= Goal of the exercise =
Copy each line that contains the word "this".

(Figure record extracts)

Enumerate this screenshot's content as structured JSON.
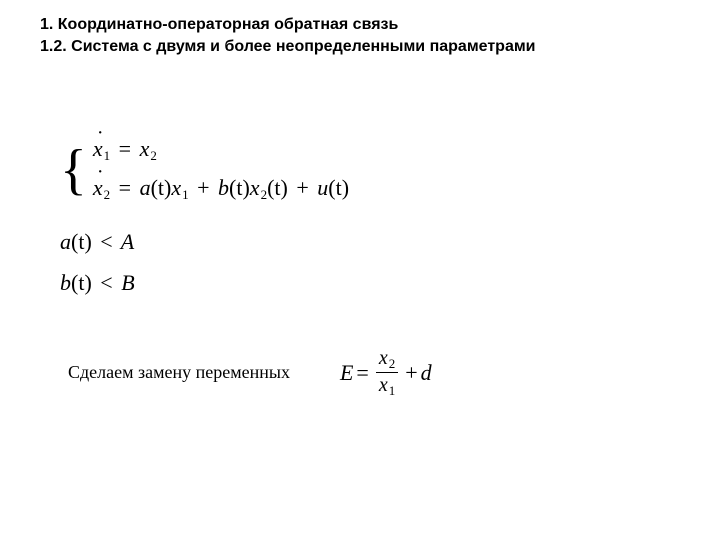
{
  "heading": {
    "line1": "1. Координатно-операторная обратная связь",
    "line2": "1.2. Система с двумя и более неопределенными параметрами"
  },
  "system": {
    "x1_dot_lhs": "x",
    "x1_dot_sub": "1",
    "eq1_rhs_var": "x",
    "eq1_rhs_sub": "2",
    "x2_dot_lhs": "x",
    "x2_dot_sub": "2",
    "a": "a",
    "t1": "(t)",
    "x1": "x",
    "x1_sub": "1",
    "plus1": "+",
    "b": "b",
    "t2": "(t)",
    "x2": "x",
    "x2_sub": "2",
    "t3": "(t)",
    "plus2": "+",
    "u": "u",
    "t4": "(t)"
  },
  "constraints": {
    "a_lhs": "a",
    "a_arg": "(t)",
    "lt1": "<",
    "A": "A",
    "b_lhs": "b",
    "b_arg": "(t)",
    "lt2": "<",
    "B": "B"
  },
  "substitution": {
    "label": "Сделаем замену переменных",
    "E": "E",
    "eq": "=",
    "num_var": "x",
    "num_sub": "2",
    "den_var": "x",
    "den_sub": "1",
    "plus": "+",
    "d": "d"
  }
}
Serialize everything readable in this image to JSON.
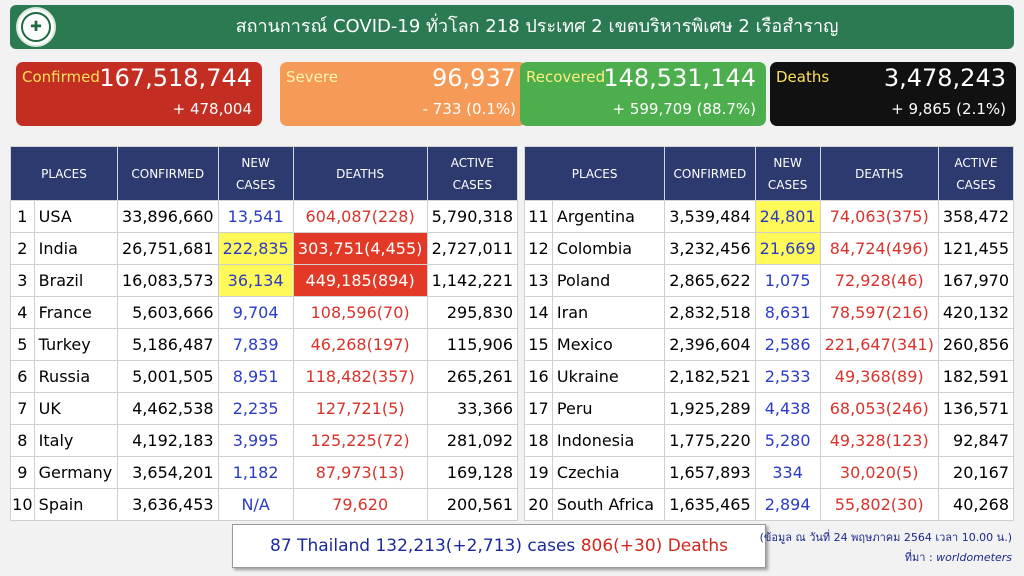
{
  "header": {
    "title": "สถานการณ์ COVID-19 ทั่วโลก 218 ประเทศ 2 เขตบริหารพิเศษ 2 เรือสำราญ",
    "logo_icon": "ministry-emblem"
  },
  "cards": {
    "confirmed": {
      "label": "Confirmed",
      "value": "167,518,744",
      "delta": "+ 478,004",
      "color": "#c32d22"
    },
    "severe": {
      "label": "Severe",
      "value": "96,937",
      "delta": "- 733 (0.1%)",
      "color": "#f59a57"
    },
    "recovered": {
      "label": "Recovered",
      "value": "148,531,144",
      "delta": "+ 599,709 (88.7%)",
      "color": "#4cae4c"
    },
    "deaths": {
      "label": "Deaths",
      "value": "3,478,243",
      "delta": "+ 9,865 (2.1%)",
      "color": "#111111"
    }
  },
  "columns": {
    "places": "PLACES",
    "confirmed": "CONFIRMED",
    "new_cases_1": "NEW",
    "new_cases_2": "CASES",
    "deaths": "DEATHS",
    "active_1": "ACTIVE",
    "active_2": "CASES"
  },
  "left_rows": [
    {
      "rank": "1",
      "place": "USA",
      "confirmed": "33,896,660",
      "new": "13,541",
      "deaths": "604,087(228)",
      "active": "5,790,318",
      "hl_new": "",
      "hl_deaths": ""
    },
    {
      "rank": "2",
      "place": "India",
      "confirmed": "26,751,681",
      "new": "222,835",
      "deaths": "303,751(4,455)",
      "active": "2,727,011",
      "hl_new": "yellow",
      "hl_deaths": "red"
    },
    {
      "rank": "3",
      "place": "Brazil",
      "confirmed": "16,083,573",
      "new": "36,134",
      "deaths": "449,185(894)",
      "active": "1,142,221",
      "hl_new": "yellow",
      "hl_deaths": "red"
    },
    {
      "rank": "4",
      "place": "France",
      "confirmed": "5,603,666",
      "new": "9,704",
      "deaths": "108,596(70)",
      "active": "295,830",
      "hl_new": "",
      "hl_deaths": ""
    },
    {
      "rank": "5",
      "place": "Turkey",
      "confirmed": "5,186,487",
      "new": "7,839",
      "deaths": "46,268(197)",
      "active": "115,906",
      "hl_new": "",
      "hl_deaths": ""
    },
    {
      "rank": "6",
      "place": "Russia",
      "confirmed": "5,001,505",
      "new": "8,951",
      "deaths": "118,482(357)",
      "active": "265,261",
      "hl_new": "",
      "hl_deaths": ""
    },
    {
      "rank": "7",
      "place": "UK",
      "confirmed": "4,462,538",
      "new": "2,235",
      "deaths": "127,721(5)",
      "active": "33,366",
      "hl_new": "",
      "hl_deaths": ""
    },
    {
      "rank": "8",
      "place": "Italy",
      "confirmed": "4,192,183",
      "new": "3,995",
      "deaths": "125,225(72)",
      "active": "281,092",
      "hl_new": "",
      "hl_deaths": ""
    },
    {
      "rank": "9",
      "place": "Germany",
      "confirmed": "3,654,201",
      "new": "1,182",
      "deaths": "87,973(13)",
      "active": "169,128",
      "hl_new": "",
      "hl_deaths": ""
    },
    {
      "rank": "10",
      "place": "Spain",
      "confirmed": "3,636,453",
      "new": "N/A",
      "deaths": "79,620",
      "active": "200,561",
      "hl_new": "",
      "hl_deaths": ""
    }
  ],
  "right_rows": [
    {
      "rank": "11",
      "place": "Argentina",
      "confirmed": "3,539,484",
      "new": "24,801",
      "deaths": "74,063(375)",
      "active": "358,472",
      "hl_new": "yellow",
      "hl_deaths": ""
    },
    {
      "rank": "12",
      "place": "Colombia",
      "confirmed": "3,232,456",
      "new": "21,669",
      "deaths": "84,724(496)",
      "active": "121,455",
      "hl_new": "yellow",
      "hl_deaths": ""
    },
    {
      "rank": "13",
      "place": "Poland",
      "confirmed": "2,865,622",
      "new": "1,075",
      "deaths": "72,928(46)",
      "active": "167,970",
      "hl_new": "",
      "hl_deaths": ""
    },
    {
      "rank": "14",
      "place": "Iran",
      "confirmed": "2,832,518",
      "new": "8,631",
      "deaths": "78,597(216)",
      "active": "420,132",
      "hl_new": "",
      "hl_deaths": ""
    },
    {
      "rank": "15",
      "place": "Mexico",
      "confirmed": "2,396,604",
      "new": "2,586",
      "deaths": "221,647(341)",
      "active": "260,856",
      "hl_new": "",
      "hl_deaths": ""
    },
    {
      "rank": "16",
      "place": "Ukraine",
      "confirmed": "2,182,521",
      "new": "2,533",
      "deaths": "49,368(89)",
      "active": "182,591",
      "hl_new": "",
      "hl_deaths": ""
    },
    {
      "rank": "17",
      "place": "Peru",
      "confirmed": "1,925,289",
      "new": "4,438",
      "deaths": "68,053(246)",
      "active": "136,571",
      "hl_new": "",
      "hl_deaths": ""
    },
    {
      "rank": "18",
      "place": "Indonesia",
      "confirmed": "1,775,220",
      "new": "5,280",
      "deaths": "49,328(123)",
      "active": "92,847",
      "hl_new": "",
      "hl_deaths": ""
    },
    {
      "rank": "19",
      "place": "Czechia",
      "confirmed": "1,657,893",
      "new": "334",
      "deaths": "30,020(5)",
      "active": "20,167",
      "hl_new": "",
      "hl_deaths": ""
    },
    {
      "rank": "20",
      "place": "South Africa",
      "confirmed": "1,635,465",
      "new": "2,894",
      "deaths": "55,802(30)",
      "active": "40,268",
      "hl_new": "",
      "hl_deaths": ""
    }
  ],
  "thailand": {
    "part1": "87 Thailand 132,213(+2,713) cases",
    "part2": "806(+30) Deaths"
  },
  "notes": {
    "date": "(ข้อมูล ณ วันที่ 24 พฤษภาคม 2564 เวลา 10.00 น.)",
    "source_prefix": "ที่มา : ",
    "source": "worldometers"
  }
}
* * *
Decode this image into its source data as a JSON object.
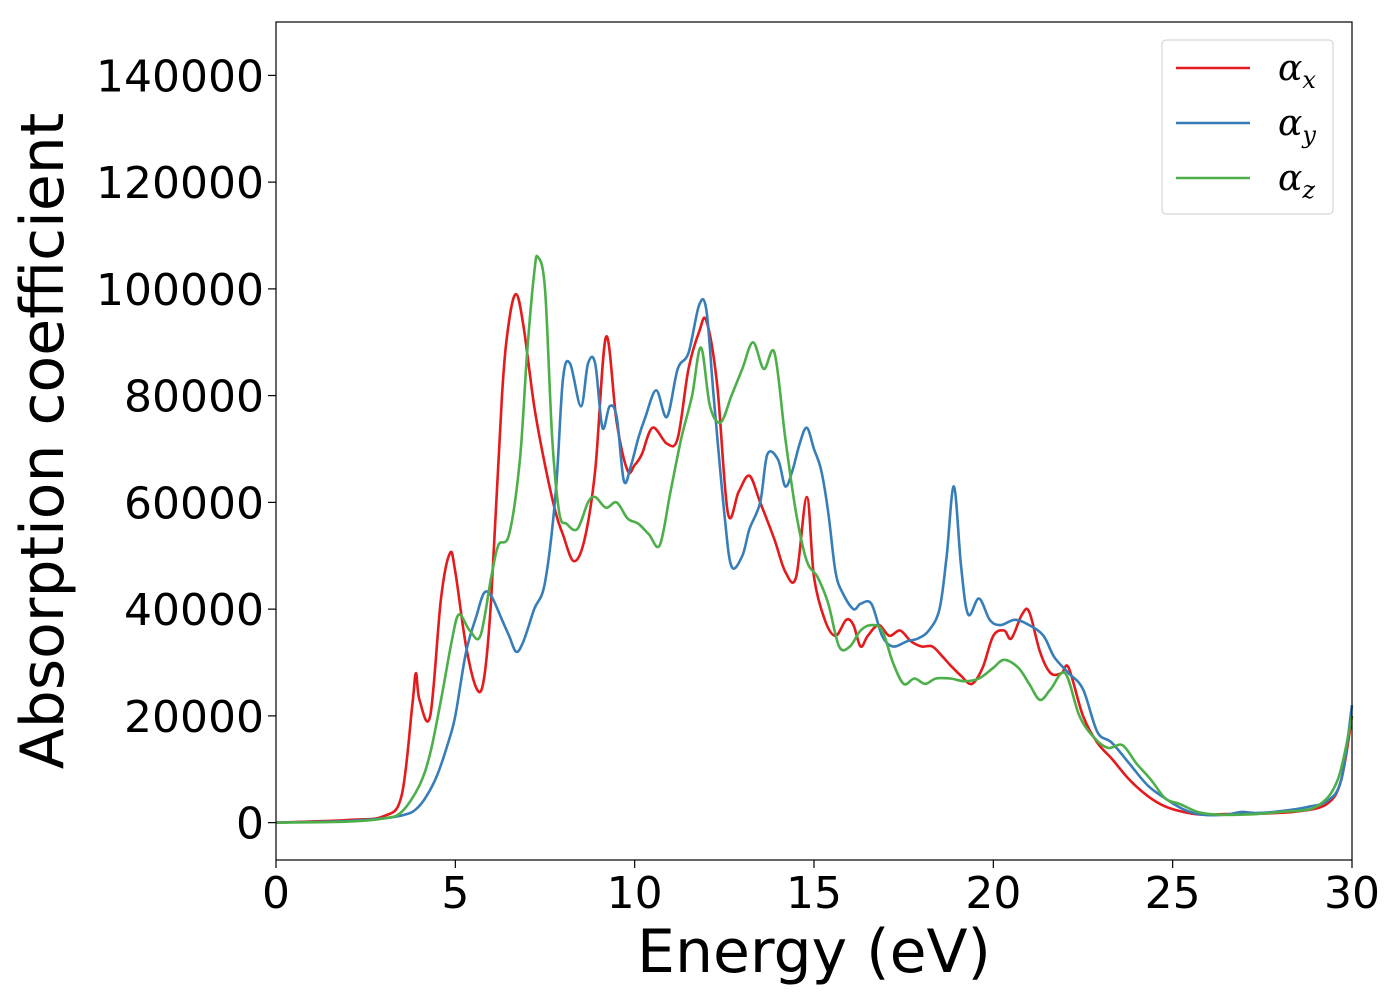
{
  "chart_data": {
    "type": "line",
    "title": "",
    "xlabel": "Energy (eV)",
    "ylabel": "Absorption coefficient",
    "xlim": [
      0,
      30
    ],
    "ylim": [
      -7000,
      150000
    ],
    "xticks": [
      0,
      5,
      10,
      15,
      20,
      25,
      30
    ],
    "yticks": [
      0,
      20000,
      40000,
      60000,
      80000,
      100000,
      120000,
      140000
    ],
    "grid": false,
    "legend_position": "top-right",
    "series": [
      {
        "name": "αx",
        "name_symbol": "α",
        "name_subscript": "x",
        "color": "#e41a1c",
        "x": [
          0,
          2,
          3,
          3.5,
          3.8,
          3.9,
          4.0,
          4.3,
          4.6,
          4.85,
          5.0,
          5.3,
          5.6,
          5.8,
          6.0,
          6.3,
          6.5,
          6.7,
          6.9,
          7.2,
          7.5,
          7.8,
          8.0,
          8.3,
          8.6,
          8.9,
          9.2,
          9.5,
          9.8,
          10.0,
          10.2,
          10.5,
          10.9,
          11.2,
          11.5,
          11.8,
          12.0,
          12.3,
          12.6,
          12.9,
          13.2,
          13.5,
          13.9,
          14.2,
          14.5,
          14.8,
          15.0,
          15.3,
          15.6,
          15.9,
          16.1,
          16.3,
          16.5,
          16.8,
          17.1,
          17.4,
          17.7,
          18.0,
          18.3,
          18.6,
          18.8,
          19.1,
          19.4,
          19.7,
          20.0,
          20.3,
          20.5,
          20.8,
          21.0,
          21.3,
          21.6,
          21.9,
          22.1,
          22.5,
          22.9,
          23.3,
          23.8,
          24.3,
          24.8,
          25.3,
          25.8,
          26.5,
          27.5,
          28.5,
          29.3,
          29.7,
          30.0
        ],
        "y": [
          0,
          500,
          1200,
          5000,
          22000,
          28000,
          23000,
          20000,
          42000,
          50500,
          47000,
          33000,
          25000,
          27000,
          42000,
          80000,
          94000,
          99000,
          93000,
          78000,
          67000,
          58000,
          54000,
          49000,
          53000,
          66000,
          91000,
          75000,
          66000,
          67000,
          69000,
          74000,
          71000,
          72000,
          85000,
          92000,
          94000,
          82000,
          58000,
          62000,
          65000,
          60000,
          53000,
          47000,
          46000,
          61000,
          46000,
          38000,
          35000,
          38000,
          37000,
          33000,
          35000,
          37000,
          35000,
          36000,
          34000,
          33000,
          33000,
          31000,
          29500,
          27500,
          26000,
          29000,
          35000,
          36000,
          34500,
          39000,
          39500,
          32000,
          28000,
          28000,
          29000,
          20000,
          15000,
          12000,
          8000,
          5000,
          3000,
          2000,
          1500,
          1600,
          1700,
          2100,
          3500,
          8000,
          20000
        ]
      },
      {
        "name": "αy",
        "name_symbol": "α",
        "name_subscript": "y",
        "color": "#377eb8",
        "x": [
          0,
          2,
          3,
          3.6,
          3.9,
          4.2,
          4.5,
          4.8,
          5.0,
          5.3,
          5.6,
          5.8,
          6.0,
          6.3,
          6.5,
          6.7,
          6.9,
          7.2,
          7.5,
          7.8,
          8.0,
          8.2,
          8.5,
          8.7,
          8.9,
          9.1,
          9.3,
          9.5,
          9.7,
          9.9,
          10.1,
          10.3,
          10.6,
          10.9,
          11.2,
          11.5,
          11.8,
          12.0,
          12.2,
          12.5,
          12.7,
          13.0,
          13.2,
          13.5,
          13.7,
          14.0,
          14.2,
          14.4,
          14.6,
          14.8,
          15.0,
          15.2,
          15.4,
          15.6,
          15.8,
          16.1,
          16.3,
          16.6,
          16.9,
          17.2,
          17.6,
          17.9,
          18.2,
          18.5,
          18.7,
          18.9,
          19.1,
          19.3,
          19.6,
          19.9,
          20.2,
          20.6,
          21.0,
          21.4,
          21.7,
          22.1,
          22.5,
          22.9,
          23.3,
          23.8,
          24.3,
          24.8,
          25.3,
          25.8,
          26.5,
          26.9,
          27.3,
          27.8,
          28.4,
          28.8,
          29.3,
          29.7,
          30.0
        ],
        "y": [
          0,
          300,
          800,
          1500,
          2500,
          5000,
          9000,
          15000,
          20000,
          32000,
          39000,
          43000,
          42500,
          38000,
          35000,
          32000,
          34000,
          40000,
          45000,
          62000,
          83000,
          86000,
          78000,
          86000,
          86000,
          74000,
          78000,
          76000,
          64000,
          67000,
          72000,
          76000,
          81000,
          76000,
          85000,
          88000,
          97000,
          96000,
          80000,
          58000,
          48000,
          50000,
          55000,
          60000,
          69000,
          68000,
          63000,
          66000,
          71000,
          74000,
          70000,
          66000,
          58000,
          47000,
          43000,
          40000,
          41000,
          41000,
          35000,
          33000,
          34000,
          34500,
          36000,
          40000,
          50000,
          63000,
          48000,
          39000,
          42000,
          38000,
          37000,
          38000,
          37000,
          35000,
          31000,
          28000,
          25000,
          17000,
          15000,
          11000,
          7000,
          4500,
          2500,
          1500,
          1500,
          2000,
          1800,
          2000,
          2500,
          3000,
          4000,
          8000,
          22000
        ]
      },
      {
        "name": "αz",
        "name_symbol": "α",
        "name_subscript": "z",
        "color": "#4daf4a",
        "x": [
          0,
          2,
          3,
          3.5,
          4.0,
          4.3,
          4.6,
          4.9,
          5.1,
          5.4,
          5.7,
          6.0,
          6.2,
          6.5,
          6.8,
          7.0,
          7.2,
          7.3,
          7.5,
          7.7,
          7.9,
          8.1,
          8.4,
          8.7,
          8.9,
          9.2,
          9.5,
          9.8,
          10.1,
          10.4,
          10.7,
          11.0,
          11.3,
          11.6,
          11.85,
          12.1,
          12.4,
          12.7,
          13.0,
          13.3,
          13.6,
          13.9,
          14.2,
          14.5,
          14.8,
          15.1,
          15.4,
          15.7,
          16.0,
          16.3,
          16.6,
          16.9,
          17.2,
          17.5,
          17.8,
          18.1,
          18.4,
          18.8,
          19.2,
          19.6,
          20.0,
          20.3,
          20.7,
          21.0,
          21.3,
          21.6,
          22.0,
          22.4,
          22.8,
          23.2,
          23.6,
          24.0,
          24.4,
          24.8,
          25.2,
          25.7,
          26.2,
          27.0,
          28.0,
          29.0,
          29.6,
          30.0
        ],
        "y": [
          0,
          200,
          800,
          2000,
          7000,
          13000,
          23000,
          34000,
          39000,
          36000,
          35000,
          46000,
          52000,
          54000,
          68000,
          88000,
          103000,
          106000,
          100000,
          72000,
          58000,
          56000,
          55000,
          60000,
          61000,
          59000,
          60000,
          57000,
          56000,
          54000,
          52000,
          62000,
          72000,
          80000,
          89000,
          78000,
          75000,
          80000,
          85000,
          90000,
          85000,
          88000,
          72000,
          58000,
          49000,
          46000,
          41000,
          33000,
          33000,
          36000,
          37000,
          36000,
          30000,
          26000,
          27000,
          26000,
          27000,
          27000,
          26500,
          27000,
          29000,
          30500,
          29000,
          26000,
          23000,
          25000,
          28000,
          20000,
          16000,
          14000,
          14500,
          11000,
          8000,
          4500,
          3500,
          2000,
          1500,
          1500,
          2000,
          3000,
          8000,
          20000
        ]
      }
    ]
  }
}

= Answer to the problem =
Enumerate this screenshot's content as structured JSON.
Serialize everything readable in this image to JSON.
Decode this image into its source data as a JSON object.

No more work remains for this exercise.